[DATASET RECORDS]

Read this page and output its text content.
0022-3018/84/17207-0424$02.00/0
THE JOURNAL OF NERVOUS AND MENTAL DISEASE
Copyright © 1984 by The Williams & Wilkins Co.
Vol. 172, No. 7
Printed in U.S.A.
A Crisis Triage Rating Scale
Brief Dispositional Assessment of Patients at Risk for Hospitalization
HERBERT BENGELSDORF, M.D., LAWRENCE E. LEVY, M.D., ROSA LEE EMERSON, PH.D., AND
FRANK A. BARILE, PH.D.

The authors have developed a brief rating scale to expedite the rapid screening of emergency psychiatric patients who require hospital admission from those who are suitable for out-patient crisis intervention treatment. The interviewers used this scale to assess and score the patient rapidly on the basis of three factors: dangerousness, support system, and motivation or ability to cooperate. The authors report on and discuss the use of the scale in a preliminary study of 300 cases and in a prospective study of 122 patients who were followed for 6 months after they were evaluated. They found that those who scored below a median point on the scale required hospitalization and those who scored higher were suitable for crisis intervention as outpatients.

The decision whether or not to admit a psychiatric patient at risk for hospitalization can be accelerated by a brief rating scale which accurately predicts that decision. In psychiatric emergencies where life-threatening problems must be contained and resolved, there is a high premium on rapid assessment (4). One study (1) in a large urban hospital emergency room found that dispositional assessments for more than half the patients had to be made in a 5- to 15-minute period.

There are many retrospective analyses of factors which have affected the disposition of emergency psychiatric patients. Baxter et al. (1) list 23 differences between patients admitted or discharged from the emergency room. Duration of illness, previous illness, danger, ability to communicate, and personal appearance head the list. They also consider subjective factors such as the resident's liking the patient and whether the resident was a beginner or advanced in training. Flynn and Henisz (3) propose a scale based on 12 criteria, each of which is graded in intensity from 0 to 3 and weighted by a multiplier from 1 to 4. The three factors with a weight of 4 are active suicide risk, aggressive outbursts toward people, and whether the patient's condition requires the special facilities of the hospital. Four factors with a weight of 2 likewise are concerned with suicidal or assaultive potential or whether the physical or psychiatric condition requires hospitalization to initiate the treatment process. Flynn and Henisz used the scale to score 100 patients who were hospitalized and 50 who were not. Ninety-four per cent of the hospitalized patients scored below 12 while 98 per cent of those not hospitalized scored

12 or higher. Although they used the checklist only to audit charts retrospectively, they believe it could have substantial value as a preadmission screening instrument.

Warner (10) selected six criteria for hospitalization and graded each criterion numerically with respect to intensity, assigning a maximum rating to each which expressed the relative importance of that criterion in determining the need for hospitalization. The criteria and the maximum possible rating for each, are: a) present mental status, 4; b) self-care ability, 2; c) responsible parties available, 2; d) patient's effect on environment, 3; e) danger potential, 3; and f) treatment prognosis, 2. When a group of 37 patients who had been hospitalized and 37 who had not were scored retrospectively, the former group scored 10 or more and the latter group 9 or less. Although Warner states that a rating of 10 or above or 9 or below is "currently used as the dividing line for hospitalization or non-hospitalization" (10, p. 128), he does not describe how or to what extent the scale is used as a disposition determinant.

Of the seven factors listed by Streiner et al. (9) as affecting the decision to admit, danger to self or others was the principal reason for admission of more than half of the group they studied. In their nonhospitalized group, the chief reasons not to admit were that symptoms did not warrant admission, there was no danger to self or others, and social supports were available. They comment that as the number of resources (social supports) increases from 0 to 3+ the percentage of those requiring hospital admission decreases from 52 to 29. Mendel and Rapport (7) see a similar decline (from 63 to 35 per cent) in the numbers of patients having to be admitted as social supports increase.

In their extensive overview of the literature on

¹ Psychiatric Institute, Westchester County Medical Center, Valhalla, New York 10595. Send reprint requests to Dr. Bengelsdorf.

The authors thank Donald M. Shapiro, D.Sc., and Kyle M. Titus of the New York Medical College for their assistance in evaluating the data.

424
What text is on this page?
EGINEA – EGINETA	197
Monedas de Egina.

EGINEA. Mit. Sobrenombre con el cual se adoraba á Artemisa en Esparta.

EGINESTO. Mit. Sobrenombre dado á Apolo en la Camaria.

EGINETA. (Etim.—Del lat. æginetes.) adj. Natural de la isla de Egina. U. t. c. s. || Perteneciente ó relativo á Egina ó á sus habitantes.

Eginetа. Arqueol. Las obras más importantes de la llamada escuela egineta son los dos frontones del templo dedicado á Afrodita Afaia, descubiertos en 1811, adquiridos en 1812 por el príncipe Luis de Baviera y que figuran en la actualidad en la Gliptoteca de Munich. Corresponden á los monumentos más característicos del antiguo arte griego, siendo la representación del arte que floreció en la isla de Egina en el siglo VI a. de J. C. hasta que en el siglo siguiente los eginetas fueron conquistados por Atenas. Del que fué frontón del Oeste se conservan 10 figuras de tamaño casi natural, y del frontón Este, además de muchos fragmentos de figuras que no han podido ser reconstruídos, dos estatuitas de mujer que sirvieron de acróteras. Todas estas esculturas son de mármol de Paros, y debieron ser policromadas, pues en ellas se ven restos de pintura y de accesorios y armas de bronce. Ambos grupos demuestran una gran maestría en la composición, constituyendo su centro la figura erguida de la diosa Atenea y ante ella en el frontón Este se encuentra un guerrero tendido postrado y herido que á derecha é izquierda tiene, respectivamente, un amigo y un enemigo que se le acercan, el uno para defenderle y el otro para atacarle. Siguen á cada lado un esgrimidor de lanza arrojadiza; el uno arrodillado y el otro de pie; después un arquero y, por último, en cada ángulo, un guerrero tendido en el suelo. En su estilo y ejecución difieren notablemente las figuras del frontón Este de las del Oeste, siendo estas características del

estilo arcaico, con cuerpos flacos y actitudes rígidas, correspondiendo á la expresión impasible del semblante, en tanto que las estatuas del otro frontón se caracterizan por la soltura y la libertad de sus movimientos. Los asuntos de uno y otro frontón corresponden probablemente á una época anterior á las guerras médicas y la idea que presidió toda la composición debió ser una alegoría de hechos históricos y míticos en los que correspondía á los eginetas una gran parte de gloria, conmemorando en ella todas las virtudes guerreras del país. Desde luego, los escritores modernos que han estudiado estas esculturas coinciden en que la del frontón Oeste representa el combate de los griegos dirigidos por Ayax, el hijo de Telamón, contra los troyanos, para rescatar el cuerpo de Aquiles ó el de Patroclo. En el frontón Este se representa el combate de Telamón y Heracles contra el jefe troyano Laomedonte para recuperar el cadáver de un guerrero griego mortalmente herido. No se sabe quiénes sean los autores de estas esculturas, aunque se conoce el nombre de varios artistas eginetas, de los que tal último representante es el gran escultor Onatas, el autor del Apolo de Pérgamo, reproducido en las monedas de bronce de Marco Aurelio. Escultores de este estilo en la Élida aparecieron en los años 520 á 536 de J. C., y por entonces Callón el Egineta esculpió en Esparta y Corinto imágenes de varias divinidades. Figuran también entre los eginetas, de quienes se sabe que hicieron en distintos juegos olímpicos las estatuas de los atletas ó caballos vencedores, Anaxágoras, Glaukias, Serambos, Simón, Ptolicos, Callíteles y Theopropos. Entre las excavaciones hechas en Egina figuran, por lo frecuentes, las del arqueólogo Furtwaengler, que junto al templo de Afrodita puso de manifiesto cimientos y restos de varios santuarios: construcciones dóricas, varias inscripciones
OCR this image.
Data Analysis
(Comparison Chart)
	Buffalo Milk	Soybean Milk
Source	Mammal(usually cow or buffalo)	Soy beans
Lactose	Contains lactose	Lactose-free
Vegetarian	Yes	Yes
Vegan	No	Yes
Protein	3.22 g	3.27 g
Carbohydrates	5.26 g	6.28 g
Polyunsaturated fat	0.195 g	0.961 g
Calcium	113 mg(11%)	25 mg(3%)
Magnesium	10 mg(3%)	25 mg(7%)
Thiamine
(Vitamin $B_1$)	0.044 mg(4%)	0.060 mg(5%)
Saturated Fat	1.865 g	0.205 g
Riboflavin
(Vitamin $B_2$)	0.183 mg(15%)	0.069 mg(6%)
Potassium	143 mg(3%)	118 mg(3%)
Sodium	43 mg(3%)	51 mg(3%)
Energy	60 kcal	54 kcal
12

[/DATASET RECORDS]

> _TASK DIRECTIONS_
Restate, without alteration, the lines of the material above that begin at the one containing "OCR this image." and run through its last line.

> _TASK RESPONSE_
OCR this image.
Data Analysis
(Comparison Chart)
	Buffalo Milk	Soybean Milk
Source	Mammal(usually cow or buffalo)	Soy beans
Lactose	Contains lactose	Lactose-free
Vegetarian	Yes	Yes
Vegan	No	Yes
Protein	3.22 g	3.27 g
Carbohydrates	5.26 g	6.28 g
Polyunsaturated fat	0.195 g	0.961 g
Calcium	113 mg(11%)	25 mg(3%)
Magnesium	10 mg(3%)	25 mg(7%)
Thiamine
(Vitamin $B_1$)	0.044 mg(4%)	0.060 mg(5%)
Saturated Fat	1.865 g	0.205 g
Riboflavin
(Vitamin $B_2$)	0.183 mg(15%)	0.069 mg(6%)
Potassium	143 mg(3%)	118 mg(3%)
Sodium	43 mg(3%)	51 mg(3%)
Energy	60 kcal	54 kcal
12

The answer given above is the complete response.